[What to produce] Gather the lines that hold the string "Community".

[Material for this exercise]
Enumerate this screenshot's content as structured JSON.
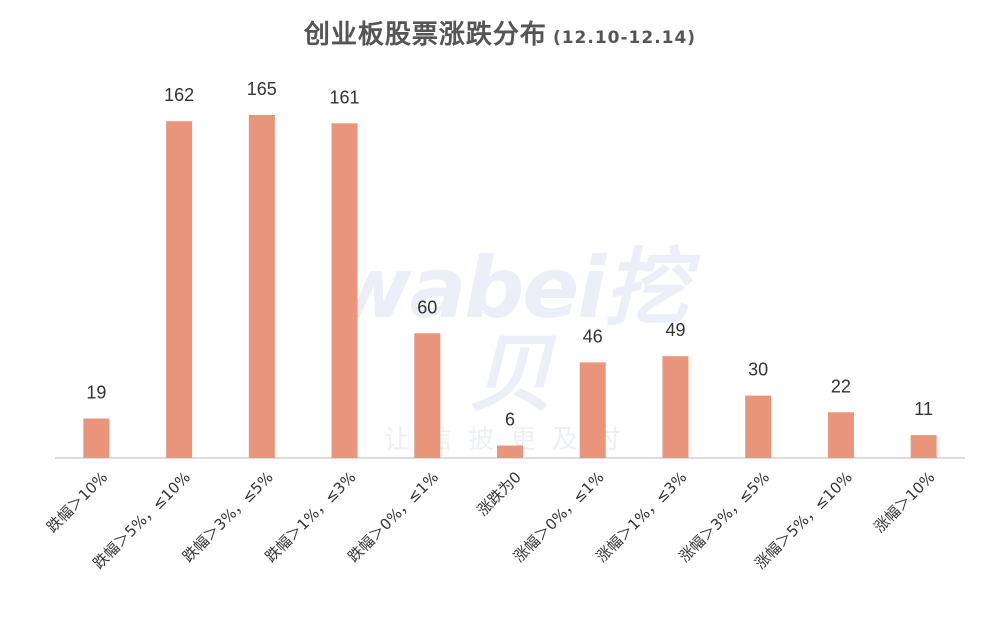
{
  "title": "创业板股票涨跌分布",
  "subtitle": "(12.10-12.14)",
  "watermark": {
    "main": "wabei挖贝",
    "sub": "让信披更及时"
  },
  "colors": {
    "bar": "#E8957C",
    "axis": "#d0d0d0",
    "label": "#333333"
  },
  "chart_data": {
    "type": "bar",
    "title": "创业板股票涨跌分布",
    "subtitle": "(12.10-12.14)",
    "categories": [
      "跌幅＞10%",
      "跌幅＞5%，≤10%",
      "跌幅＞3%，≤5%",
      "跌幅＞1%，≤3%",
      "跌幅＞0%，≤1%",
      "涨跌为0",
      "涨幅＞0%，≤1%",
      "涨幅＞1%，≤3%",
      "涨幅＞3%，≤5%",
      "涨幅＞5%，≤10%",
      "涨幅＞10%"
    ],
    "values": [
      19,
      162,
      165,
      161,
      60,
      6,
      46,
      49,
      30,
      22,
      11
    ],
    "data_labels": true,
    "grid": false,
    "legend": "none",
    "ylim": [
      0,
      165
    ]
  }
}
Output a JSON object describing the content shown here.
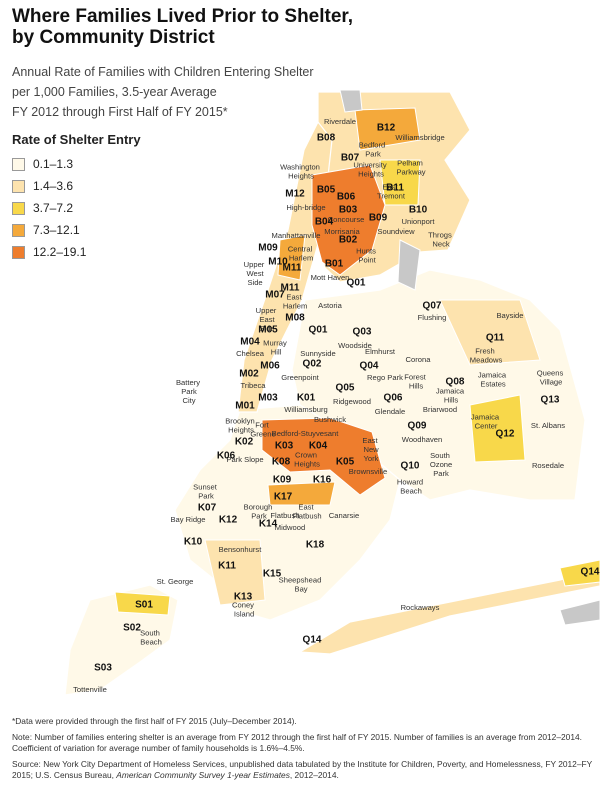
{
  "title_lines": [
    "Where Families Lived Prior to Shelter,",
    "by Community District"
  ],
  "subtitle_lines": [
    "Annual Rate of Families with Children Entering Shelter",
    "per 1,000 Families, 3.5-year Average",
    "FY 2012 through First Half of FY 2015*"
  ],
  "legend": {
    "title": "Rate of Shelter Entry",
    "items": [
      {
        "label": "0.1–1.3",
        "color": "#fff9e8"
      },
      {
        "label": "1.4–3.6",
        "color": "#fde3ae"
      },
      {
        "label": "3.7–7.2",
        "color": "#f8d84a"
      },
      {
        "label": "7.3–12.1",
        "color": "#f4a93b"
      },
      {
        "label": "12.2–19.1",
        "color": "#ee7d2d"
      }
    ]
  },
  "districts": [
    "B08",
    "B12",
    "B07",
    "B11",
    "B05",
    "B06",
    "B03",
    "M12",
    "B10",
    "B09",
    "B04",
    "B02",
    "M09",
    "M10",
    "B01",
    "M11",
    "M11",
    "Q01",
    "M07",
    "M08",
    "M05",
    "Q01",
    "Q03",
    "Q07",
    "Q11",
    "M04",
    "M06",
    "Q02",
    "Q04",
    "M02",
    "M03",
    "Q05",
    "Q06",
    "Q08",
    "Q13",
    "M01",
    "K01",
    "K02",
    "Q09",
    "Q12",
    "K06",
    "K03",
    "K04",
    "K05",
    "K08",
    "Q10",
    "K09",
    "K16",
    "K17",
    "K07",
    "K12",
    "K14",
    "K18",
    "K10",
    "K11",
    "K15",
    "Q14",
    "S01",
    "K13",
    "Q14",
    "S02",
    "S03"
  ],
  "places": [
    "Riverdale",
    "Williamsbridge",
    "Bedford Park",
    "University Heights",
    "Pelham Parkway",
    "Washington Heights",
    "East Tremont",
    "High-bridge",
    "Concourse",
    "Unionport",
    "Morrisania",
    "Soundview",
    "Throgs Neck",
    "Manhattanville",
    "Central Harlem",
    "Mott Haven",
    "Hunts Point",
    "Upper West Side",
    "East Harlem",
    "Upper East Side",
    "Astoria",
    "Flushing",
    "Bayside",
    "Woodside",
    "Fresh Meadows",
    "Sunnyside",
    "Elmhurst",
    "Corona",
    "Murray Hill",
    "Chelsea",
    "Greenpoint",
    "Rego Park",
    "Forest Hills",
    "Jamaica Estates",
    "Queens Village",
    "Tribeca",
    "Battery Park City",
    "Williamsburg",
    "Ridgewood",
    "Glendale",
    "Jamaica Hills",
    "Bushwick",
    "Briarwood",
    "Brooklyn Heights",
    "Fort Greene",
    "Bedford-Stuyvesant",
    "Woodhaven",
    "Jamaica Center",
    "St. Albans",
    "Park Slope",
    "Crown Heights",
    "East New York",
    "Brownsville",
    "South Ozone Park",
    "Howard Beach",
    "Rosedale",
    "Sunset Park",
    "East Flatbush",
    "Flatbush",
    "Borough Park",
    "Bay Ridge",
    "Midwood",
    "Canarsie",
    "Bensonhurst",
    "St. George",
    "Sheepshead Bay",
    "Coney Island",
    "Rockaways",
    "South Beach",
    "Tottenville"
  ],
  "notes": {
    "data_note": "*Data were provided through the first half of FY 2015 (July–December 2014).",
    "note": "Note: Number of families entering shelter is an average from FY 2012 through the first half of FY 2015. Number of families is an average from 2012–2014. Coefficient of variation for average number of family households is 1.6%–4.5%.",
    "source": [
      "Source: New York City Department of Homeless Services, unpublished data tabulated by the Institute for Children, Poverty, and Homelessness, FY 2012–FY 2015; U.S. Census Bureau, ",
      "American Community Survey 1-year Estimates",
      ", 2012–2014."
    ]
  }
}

[Task answer]
    "by Community District"
      "American Community Survey 1-year Estimates",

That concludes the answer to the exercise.